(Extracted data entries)
— Begin —

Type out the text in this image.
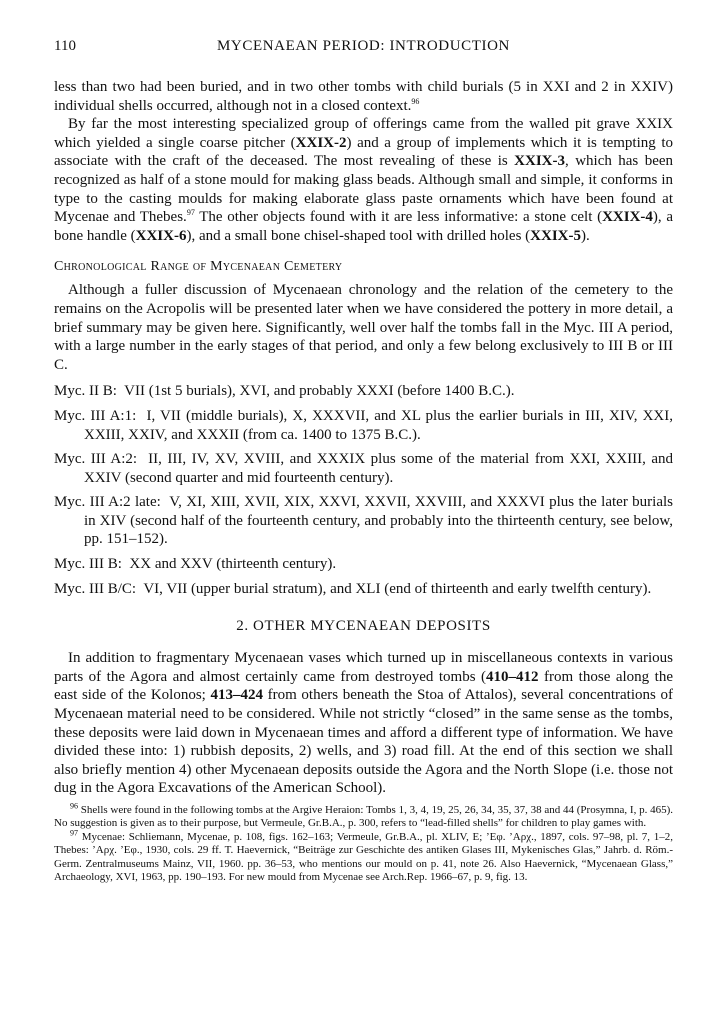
110	MYCENAEAN PERIOD: INTRODUCTION

less than two had been buried, and in two other tombs with child burials (5 in XXI and 2 in XXIV) individual shells occurred, although not in a closed context.$^{96}$

By far the most interesting specialized group of offerings came from the walled pit grave XXIX which yielded a single coarse pitcher (XXIX-2) and a group of implements which it is tempting to associate with the craft of the deceased. The most revealing of these is XXIX-3, which has been recognized as half of a stone mould for making glass beads. Although small and simple, it conforms in type to the casting moulds for making elaborate glass paste ornaments which have been found at Mycenae and Thebes.$^{97}$ The other objects found with it are less informative: a stone celt (XXIX-4), a bone handle (XXIX-6), and a small bone chisel-shaped tool with drilled holes (XXIX-5).

Chronological Range of Mycenaean Cemetery

Although a fuller discussion of Mycenaean chronology and the relation of the cemetery to the remains on the Acropolis will be presented later when we have considered the pottery in more detail, a brief summary may be given here. Significantly, well over half the tombs fall in the Myc. III A period, with a large number in the early stages of that period, and only a few belong exclusively to III B or III C.

Myc. II B: VII (1st 5 burials), XVI, and probably XXXI (before 1400 B.C.).
Myc. III A:1: I, VII (middle burials), X, XXXVII, and XL plus the earlier burials in III, XIV, XXI, XXIII, XXIV, and XXXII (from ca. 1400 to 1375 B.C.).
Myc. III A:2: II, III, IV, XV, XVIII, and XXXIX plus some of the material from XXI, XXIII, and XXIV (second quarter and mid fourteenth century).
Myc. III A:2 late: V, XI, XIII, XVII, XIX, XXVI, XXVII, XXVIII, and XXXVI plus the later burials in XIV (second half of the fourteenth century, and probably into the thirteenth century, see below, pp. 151–152).
Myc. III B: XX and XXV (thirteenth century).
Myc. III B/C: VI, VII (upper burial stratum), and XLI (end of thirteenth and early twelfth century).
2. OTHER MYCENAEAN DEPOSITS

In addition to fragmentary Mycenaean vases which turned up in miscellaneous contexts in various parts of the Agora and almost certainly came from destroyed tombs (410–412 from those along the east side of the Kolonos; 413–424 from others beneath the Stoa of Attalos), several concentrations of Mycenaean material need to be considered. While not strictly “closed” in the same sense as the tombs, these deposits were laid down in Mycenaean times and afford a different type of information. We have divided these into: 1) rubbish deposits, 2) wells, and 3) road fill. At the end of this section we shall also briefly mention 4) other Mycenaean deposits outside the Agora and the North Slope (i.e. those not dug in the Agora Excavations of the American School).

$^{96}$ Shells were found in the following tombs at the Argive Heraion: Tombs 1, 3, 4, 19, 25, 26, 34, 35, 37, 38 and 44 (Prosymna, I, p. 465). No suggestion is given as to their purpose, but Vermeule, Gr.B.A., p. 300, refers to “lead-filled shells” for children to play games with.

$^{97}$ Mycenae: Schliemann, Mycenae, p. 108, figs. 162–163; Vermeule, Gr.B.A., pl. XLIV, E; ’Εφ. ’Αρχ., 1897, cols. 97–98, pl. 7, 1–2, Thebes: ’Αρχ. ’Εφ., 1930, cols. 29 ff. T. Haevernick, “Beiträge zur Geschichte des antiken Glases III, Mykenisches Glas,” Jahrb. d. Röm.-Germ. Zentralmuseums Mainz, VII, 1960. pp. 36–53, who mentions our mould on p. 41, note 26. Also Haevernick, “Mycenaean Glass,” Archaeology, XVI, 1963, pp. 190–193. For new mould from Mycenae see Arch.Rep. 1966–67, p. 9, fig. 13.
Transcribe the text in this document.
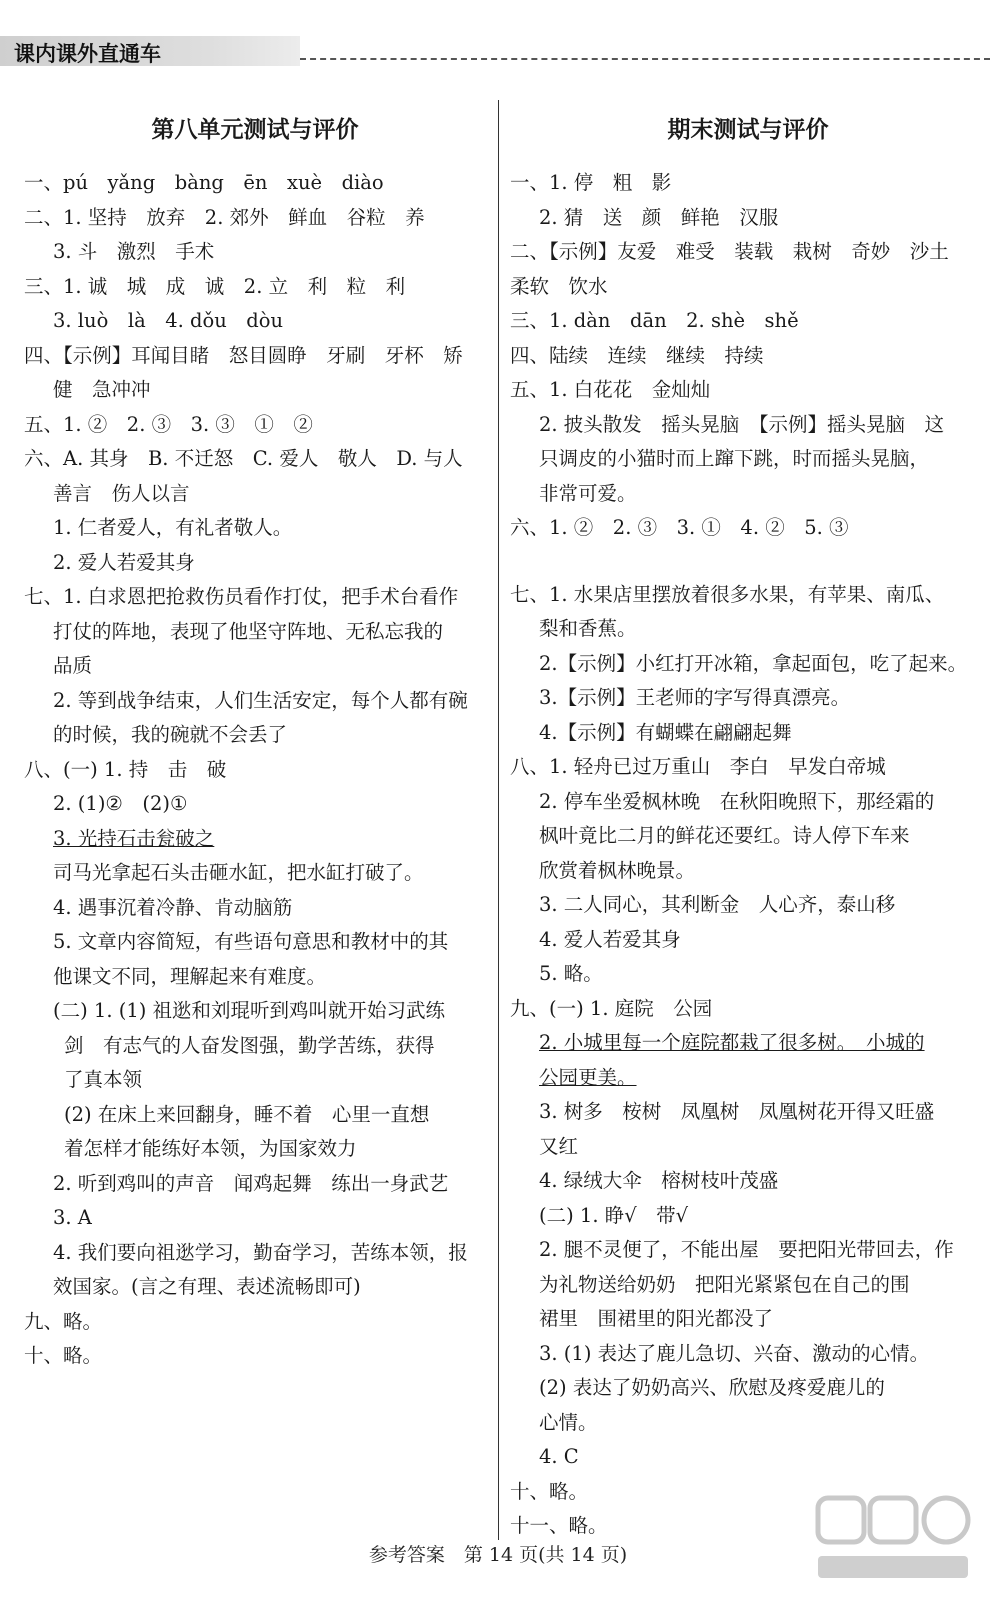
课内课外直通车
第八单元测试与评价
一、pú　yǎng　bàng　ēn　xuè　diào
二、1. 坚持　放弃　2. 郊外　鲜血　谷粒　养
3. 斗　激烈　手术
三、1. 诚　城　成　诚　2. 立　利　粒　利
3. luò　là　4. dǒu　dòu
四、【示例】耳闻目睹　怒目圆睁　牙刷　牙杯　矫
健　急冲冲
五、1. ②　2. ③　3. ③　①　②
六、A. 其身　B. 不迁怒　C. 爱人　敬人　D. 与人
善言　伤人以言
1. 仁者爱人，有礼者敬人。
2. 爱人若爱其身
七、1. 白求恩把抢救伤员看作打仗，把手术台看作
打仗的阵地，表现了他坚守阵地、无私忘我的
品质
2. 等到战争结束，人们生活安定，每个人都有碗
的时候，我的碗就不会丢了
八、(一) 1. 持　击　破
2. (1)②　(2)①
3. 光持石击瓮破之
司马光拿起石头击砸水缸，把水缸打破了。
4. 遇事沉着冷静、肯动脑筋
5. 文章内容简短，有些语句意思和教材中的其
他课文不同，理解起来有难度。
(二) 1. (1) 祖逖和刘琨听到鸡叫就开始习武练
剑　有志气的人奋发图强，勤学苦练，获得
了真本领
(2) 在床上来回翻身，睡不着　心里一直想
着怎样才能练好本领，为国家效力
2. 听到鸡叫的声音　闻鸡起舞　练出一身武艺
3. A
4. 我们要向祖逖学习，勤奋学习，苦练本领，报
效国家。(言之有理、表述流畅即可)
九、略。
十、略。
期末测试与评价
一、1. 停　粗　影
2. 猜　送　颜　鲜艳　汉服
二、【示例】友爱　难受　装载　栽树　奇妙　沙土
柔软　饮水
三、1. dàn　dān　2. shè　shě
四、陆续　连续　继续　持续
五、1. 白花花　金灿灿
2. 披头散发　摇头晃脑　【示例】摇头晃脑　这
只调皮的小猫时而上蹿下跳，时而摇头晃脑，
非常可爱。
六、1. ②　2. ③　3. ①　4. ②　5. ③
七、1. 水果店里摆放着很多水果，有苹果、南瓜、
梨和香蕉。
2.【示例】小红打开冰箱，拿起面包，吃了起来。
3.【示例】王老师的字写得真漂亮。
4.【示例】有蝴蝶在翩翩起舞
八、1. 轻舟已过万重山　李白　早发白帝城
2. 停车坐爱枫林晚　在秋阳晚照下，那经霜的
枫叶竟比二月的鲜花还要红。诗人停下车来
欣赏着枫林晚景。
3. 二人同心，其利断金　人心齐，泰山移
4. 爱人若爱其身
5. 略。
九、(一) 1. 庭院　公园
2. 小城里每一个庭院都栽了很多树。　小城的
公园更美。
3. 树多　桉树　凤凰树　凤凰树花开得又旺盛
又红
4. 绿绒大伞　榕树枝叶茂盛
(二) 1. 睁√　带√
2. 腿不灵便了，不能出屋　要把阳光带回去，作
为礼物送给奶奶　把阳光紧紧包在自己的围
裙里　围裙里的阳光都没了
3. (1) 表达了鹿儿急切、兴奋、激动的心情。
(2) 表达了奶奶高兴、欣慰及疼爱鹿儿的
心情。
4. C
十、略。
十一、略。
参考答案　第 14 页(共 14 页)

— End —

• _GIVEN EXERCISE_: Transcribe every entry word for word, but omit the pictures.

• _REPLY TO THE EXERCISE_:
Type out the text in this image.
110	MYCENAEAN PERIOD: INTRODUCTION

less than two had been buried, and in two other tombs with child burials (5 in XXI and 2 in XXIV) individual shells occurred, although not in a closed context.$^{96}$

By far the most interesting specialized group of offerings came from the walled pit grave XXIX which yielded a single coarse pitcher (XXIX-2) and a group of implements which it is tempting to associate with the craft of the deceased. The most revealing of these is XXIX-3, which has been recognized as half of a stone mould for making glass beads. Although small and simple, it conforms in type to the casting moulds for making elaborate glass paste ornaments which have been found at Mycenae and Thebes.$^{97}$ The other objects found with it are less informative: a stone celt (XXIX-4), a bone handle (XXIX-6), and a small bone chisel-shaped tool with drilled holes (XXIX-5).

Chronological Range of Mycenaean Cemetery

Although a fuller discussion of Mycenaean chronology and the relation of the cemetery to the remains on the Acropolis will be presented later when we have considered the pottery in more detail, a brief summary may be given here. Significantly, well over half the tombs fall in the Myc. III A period, with a large number in the early stages of that period, and only a few belong exclusively to III B or III C.

Myc. II B: VII (1st 5 burials), XVI, and probably XXXI (before 1400 B.C.).
Myc. III A:1: I, VII (middle burials), X, XXXVII, and XL plus the earlier burials in III, XIV, XXI, XXIII, XXIV, and XXXII (from ca. 1400 to 1375 B.C.).
Myc. III A:2: II, III, IV, XV, XVIII, and XXXIX plus some of the material from XXI, XXIII, and XXIV (second quarter and mid fourteenth century).
Myc. III A:2 late: V, XI, XIII, XVII, XIX, XXVI, XXVII, XXVIII, and XXXVI plus the later burials in XIV (second half of the fourteenth century, and probably into the thirteenth century, see below, pp. 151–152).
Myc. III B: XX and XXV (thirteenth century).
Myc. III B/C: VI, VII (upper burial stratum), and XLI (end of thirteenth and early twelfth century).
2. OTHER MYCENAEAN DEPOSITS

In addition to fragmentary Mycenaean vases which turned up in miscellaneous contexts in various parts of the Agora and almost certainly came from destroyed tombs (410–412 from those along the east side of the Kolonos; 413–424 from others beneath the Stoa of Attalos), several concentrations of Mycenaean material need to be considered. While not strictly “closed” in the same sense as the tombs, these deposits were laid down in Mycenaean times and afford a different type of information. We have divided these into: 1) rubbish deposits, 2) wells, and 3) road fill. At the end of this section we shall also briefly mention 4) other Mycenaean deposits outside the Agora and the North Slope (i.e. those not dug in the Agora Excavations of the American School).

$^{96}$ Shells were found in the following tombs at the Argive Heraion: Tombs 1, 3, 4, 19, 25, 26, 34, 35, 37, 38 and 44 (Prosymna, I, p. 465). No suggestion is given as to their purpose, but Vermeule, Gr.B.A., p. 300, refers to “lead-filled shells” for children to play games with.

$^{97}$ Mycenae: Schliemann, Mycenae, p. 108, figs. 162–163; Vermeule, Gr.B.A., pl. XLIV, E; ’Εφ. ’Αρχ., 1897, cols. 97–98, pl. 7, 1–2, Thebes: ’Αρχ. ’Εφ., 1930, cols. 29 ff. T. Haevernick, “Beiträge zur Geschichte des antiken Glases III, Mykenisches Glas,” Jahrb. d. Röm.-Germ. Zentralmuseums Mainz, VII, 1960. pp. 36–53, who mentions our mould on p. 41, note 26. Also Haevernick, “Mycenaean Glass,” Archaeology, XVI, 1963, pp. 190–193. For new mould from Mycenae see Arch.Rep. 1966–67, p. 9, fig. 13.
Transcribe the text in this document.
课内课外直通车
第八单元测试与评价
一、pú　yǎng　bàng　ēn　xuè　diào
二、1. 坚持　放弃　2. 郊外　鲜血　谷粒　养
3. 斗　激烈　手术
三、1. 诚　城　成　诚　2. 立　利　粒　利
3. luò　là　4. dǒu　dòu
四、【示例】耳闻目睹　怒目圆睁　牙刷　牙杯　矫
健　急冲冲
五、1. ②　2. ③　3. ③　①　②
六、A. 其身　B. 不迁怒　C. 爱人　敬人　D. 与人
善言　伤人以言
1. 仁者爱人，有礼者敬人。
2. 爱人若爱其身
七、1. 白求恩把抢救伤员看作打仗，把手术台看作
打仗的阵地，表现了他坚守阵地、无私忘我的
品质
2. 等到战争结束，人们生活安定，每个人都有碗
的时候，我的碗就不会丢了
八、(一) 1. 持　击　破
2. (1)②　(2)①
3. 光持石击瓮破之
司马光拿起石头击砸水缸，把水缸打破了。
4. 遇事沉着冷静、肯动脑筋
5. 文章内容简短，有些语句意思和教材中的其
他课文不同，理解起来有难度。
(二) 1. (1) 祖逖和刘琨听到鸡叫就开始习武练
剑　有志气的人奋发图强，勤学苦练，获得
了真本领
(2) 在床上来回翻身，睡不着　心里一直想
着怎样才能练好本领，为国家效力
2. 听到鸡叫的声音　闻鸡起舞　练出一身武艺
3. A
4. 我们要向祖逖学习，勤奋学习，苦练本领，报
效国家。(言之有理、表述流畅即可)
九、略。
十、略。
期末测试与评价
一、1. 停　粗　影
2. 猜　送　颜　鲜艳　汉服
二、【示例】友爱　难受　装载　栽树　奇妙　沙土
柔软　饮水
三、1. dàn　dān　2. shè　shě
四、陆续　连续　继续　持续
五、1. 白花花　金灿灿
2. 披头散发　摇头晃脑　【示例】摇头晃脑　这
只调皮的小猫时而上蹿下跳，时而摇头晃脑，
非常可爱。
六、1. ②　2. ③　3. ①　4. ②　5. ③
七、1. 水果店里摆放着很多水果，有苹果、南瓜、
梨和香蕉。
2.【示例】小红打开冰箱，拿起面包，吃了起来。
3.【示例】王老师的字写得真漂亮。
4.【示例】有蝴蝶在翩翩起舞
八、1. 轻舟已过万重山　李白　早发白帝城
2. 停车坐爱枫林晚　在秋阳晚照下，那经霜的
枫叶竟比二月的鲜花还要红。诗人停下车来
欣赏着枫林晚景。
3. 二人同心，其利断金　人心齐，泰山移
4. 爱人若爱其身
5. 略。
九、(一) 1. 庭院　公园
2. 小城里每一个庭院都栽了很多树。　小城的
公园更美。
3. 树多　桉树　凤凰树　凤凰树花开得又旺盛
又红
4. 绿绒大伞　榕树枝叶茂盛
(二) 1. 睁√　带√
2. 腿不灵便了，不能出屋　要把阳光带回去，作
为礼物送给奶奶　把阳光紧紧包在自己的围
裙里　围裙里的阳光都没了
3. (1) 表达了鹿儿急切、兴奋、激动的心情。
(2) 表达了奶奶高兴、欣慰及疼爱鹿儿的
心情。
4. C
十、略。
十一、略。
参考答案　第 14 页(共 14 页)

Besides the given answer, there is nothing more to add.